Items from a data source
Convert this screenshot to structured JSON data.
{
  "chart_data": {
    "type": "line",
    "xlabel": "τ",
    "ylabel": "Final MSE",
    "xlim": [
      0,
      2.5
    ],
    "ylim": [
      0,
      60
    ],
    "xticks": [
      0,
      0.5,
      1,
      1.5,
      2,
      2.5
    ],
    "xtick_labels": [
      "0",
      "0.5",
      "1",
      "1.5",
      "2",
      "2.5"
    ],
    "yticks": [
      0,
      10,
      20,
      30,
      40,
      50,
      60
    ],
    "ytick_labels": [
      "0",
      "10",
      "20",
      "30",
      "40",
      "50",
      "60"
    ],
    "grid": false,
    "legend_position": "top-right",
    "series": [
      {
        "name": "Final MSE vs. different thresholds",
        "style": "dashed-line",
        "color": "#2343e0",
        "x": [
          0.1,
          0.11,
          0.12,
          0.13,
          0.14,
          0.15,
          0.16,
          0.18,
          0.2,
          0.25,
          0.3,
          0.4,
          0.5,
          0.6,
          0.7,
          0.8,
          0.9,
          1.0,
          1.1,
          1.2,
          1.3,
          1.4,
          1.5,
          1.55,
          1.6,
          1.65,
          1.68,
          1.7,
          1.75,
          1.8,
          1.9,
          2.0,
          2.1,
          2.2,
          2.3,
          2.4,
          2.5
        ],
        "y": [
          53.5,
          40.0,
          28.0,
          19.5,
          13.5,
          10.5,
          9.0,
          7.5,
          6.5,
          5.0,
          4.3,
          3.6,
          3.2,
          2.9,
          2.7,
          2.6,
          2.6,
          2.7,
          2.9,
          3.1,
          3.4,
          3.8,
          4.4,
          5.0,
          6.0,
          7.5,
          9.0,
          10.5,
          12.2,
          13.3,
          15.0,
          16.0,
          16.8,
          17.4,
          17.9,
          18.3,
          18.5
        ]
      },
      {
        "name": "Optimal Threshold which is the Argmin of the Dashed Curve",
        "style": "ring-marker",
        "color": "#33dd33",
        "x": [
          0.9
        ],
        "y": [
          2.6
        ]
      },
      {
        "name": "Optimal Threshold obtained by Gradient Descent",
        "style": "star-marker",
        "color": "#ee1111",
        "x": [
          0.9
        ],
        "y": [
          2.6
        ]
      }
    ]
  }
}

WHAT TO DO:
Identify all lines where the word "Final" shows up. Copy them.

CORRECT RESPONSE:
    "ylabel": "Final MSE",
        "name": "Final MSE vs. different thresholds",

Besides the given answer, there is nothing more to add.